Exercise directions:
Can you transcribe the data exactly? Leave the pictures out.

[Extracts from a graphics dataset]
(begin)
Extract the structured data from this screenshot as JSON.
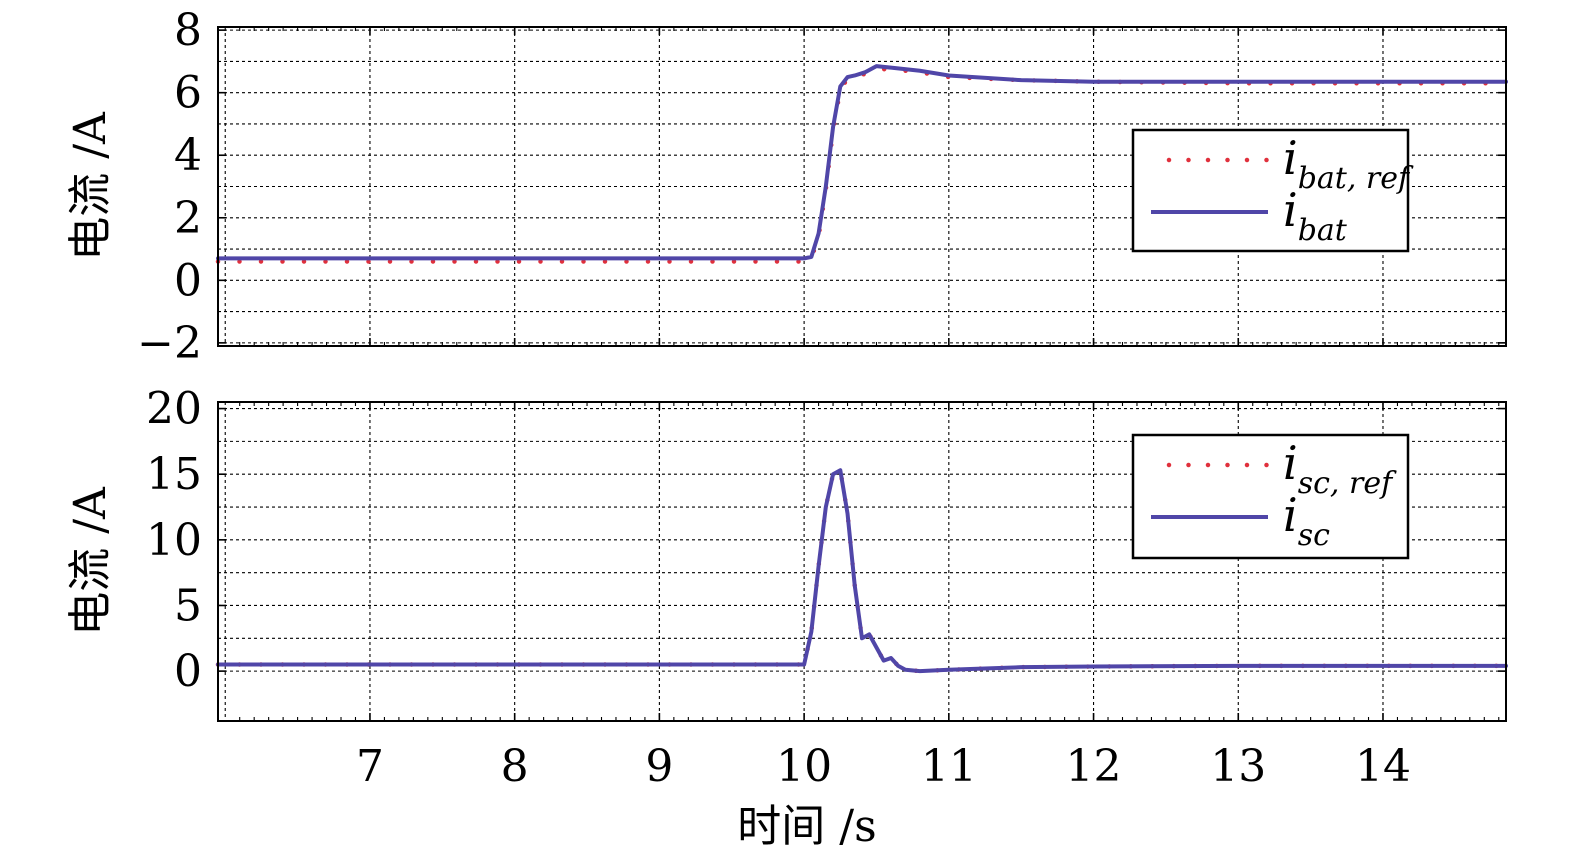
{
  "chart_data": [
    {
      "type": "line",
      "ylabel": "电流 /A",
      "xlim": [
        5.95,
        14.85
      ],
      "ylim": [
        -2.1,
        8.1
      ],
      "xticks": [
        7,
        8,
        9,
        10,
        11,
        12,
        13,
        14
      ],
      "yticks": [
        -2,
        0,
        2,
        4,
        6,
        8
      ],
      "ytick_labels": [
        "−2",
        "0",
        "2",
        "4",
        "6",
        "8"
      ],
      "grid": true,
      "legend_position": "right",
      "series": [
        {
          "name": "i_bat, ref",
          "legend_main": "i",
          "legend_sub": "bat, ref",
          "style": "dotted",
          "color": "#e0303c",
          "x": [
            5.95,
            10.0,
            10.05,
            10.1,
            10.15,
            10.2,
            10.25,
            10.3,
            10.35,
            10.42,
            10.5,
            10.6,
            10.8,
            11.0,
            11.5,
            12.0,
            13.0,
            14.85
          ],
          "y": [
            0.6,
            0.6,
            0.7,
            1.4,
            2.9,
            4.8,
            6.1,
            6.45,
            6.5,
            6.6,
            6.75,
            6.75,
            6.65,
            6.5,
            6.4,
            6.35,
            6.3,
            6.3
          ]
        },
        {
          "name": "i_bat",
          "legend_main": "i",
          "legend_sub": "bat",
          "style": "solid",
          "color": "#5046a8",
          "x": [
            5.95,
            10.0,
            10.05,
            10.1,
            10.15,
            10.2,
            10.25,
            10.3,
            10.35,
            10.42,
            10.5,
            10.6,
            10.8,
            11.0,
            11.5,
            12.0,
            13.0,
            14.85
          ],
          "y": [
            0.7,
            0.7,
            0.75,
            1.5,
            3.0,
            4.9,
            6.2,
            6.5,
            6.55,
            6.65,
            6.85,
            6.8,
            6.7,
            6.55,
            6.4,
            6.35,
            6.35,
            6.35
          ]
        }
      ]
    },
    {
      "type": "line",
      "ylabel": "电流 /A",
      "xlabel": "时间 /s",
      "xlim": [
        5.95,
        14.85
      ],
      "ylim": [
        -3.8,
        20.5
      ],
      "xticks": [
        7,
        8,
        9,
        10,
        11,
        12,
        13,
        14
      ],
      "yticks": [
        0,
        5,
        10,
        15,
        20
      ],
      "ytick_labels": [
        "0",
        "5",
        "10",
        "15",
        "20"
      ],
      "xtick_labels": [
        "7",
        "8",
        "9",
        "10",
        "11",
        "12",
        "13",
        "14"
      ],
      "grid": true,
      "legend_position": "top-right",
      "series": [
        {
          "name": "i_sc, ref",
          "legend_main": "i",
          "legend_sub": "sc, ref",
          "style": "dotted",
          "color": "#e0303c",
          "x": [
            5.95,
            10.0,
            10.05,
            10.1,
            10.15,
            10.2,
            10.25,
            10.3,
            10.35,
            10.4,
            10.45,
            10.5,
            10.55,
            10.6,
            10.65,
            10.7,
            10.8,
            11.0,
            11.5,
            12.0,
            13.0,
            14.85
          ],
          "y": [
            0.5,
            0.5,
            3.0,
            8.0,
            12.5,
            15.0,
            15.3,
            12.0,
            6.5,
            2.5,
            2.8,
            1.8,
            0.8,
            1.0,
            0.4,
            0.1,
            0.0,
            0.1,
            0.3,
            0.35,
            0.4,
            0.4
          ],
          "dot_step": 0.145
        },
        {
          "name": "i_sc",
          "legend_main": "i",
          "legend_sub": "sc",
          "style": "solid",
          "color": "#5046a8",
          "x": [
            5.95,
            10.0,
            10.05,
            10.1,
            10.15,
            10.2,
            10.25,
            10.3,
            10.35,
            10.4,
            10.45,
            10.5,
            10.55,
            10.6,
            10.65,
            10.7,
            10.8,
            11.0,
            11.5,
            12.0,
            13.0,
            14.85
          ],
          "y": [
            0.5,
            0.5,
            3.0,
            8.0,
            12.5,
            15.0,
            15.3,
            12.0,
            6.5,
            2.5,
            2.8,
            1.8,
            0.8,
            1.0,
            0.4,
            0.1,
            0.0,
            0.1,
            0.3,
            0.35,
            0.4,
            0.4
          ]
        }
      ]
    }
  ]
}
(end)
Full output:
Extract the structured data from this screenshot as JSON.
{
  "chart_data": [
    {
      "type": "line",
      "ylabel": "电流 /A",
      "xlim": [
        5.95,
        14.85
      ],
      "ylim": [
        -2.1,
        8.1
      ],
      "xticks": [
        7,
        8,
        9,
        10,
        11,
        12,
        13,
        14
      ],
      "yticks": [
        -2,
        0,
        2,
        4,
        6,
        8
      ],
      "ytick_labels": [
        "−2",
        "0",
        "2",
        "4",
        "6",
        "8"
      ],
      "grid": true,
      "legend_position": "right",
      "series": [
        {
          "name": "i_bat, ref",
          "legend_main": "i",
          "legend_sub": "bat, ref",
          "style": "dotted",
          "color": "#e0303c",
          "x": [
            5.95,
            10.0,
            10.05,
            10.1,
            10.15,
            10.2,
            10.25,
            10.3,
            10.35,
            10.42,
            10.5,
            10.6,
            10.8,
            11.0,
            11.5,
            12.0,
            13.0,
            14.85
          ],
          "y": [
            0.6,
            0.6,
            0.7,
            1.4,
            2.9,
            4.8,
            6.1,
            6.45,
            6.5,
            6.6,
            6.75,
            6.75,
            6.65,
            6.5,
            6.4,
            6.35,
            6.3,
            6.3
          ]
        },
        {
          "name": "i_bat",
          "legend_main": "i",
          "legend_sub": "bat",
          "style": "solid",
          "color": "#5046a8",
          "x": [
            5.95,
            10.0,
            10.05,
            10.1,
            10.15,
            10.2,
            10.25,
            10.3,
            10.35,
            10.42,
            10.5,
            10.6,
            10.8,
            11.0,
            11.5,
            12.0,
            13.0,
            14.85
          ],
          "y": [
            0.7,
            0.7,
            0.75,
            1.5,
            3.0,
            4.9,
            6.2,
            6.5,
            6.55,
            6.65,
            6.85,
            6.8,
            6.7,
            6.55,
            6.4,
            6.35,
            6.35,
            6.35
          ]
        }
      ]
    },
    {
      "type": "line",
      "ylabel": "电流 /A",
      "xlabel": "时间 /s",
      "xlim": [
        5.95,
        14.85
      ],
      "ylim": [
        -3.8,
        20.5
      ],
      "xticks": [
        7,
        8,
        9,
        10,
        11,
        12,
        13,
        14
      ],
      "yticks": [
        0,
        5,
        10,
        15,
        20
      ],
      "ytick_labels": [
        "0",
        "5",
        "10",
        "15",
        "20"
      ],
      "xtick_labels": [
        "7",
        "8",
        "9",
        "10",
        "11",
        "12",
        "13",
        "14"
      ],
      "grid": true,
      "legend_position": "top-right",
      "series": [
        {
          "name": "i_sc, ref",
          "legend_main": "i",
          "legend_sub": "sc, ref",
          "style": "dotted",
          "color": "#e0303c",
          "x": [
            5.95,
            10.0,
            10.05,
            10.1,
            10.15,
            10.2,
            10.25,
            10.3,
            10.35,
            10.4,
            10.45,
            10.5,
            10.55,
            10.6,
            10.65,
            10.7,
            10.8,
            11.0,
            11.5,
            12.0,
            13.0,
            14.85
          ],
          "y": [
            0.5,
            0.5,
            3.0,
            8.0,
            12.5,
            15.0,
            15.3,
            12.0,
            6.5,
            2.5,
            2.8,
            1.8,
            0.8,
            1.0,
            0.4,
            0.1,
            0.0,
            0.1,
            0.3,
            0.35,
            0.4,
            0.4
          ],
          "dot_step": 0.145
        },
        {
          "name": "i_sc",
          "legend_main": "i",
          "legend_sub": "sc",
          "style": "solid",
          "color": "#5046a8",
          "x": [
            5.95,
            10.0,
            10.05,
            10.1,
            10.15,
            10.2,
            10.25,
            10.3,
            10.35,
            10.4,
            10.45,
            10.5,
            10.55,
            10.6,
            10.65,
            10.7,
            10.8,
            11.0,
            11.5,
            12.0,
            13.0,
            14.85
          ],
          "y": [
            0.5,
            0.5,
            3.0,
            8.0,
            12.5,
            15.0,
            15.3,
            12.0,
            6.5,
            2.5,
            2.8,
            1.8,
            0.8,
            1.0,
            0.4,
            0.1,
            0.0,
            0.1,
            0.3,
            0.35,
            0.4,
            0.4
          ]
        }
      ]
    }
  ]
}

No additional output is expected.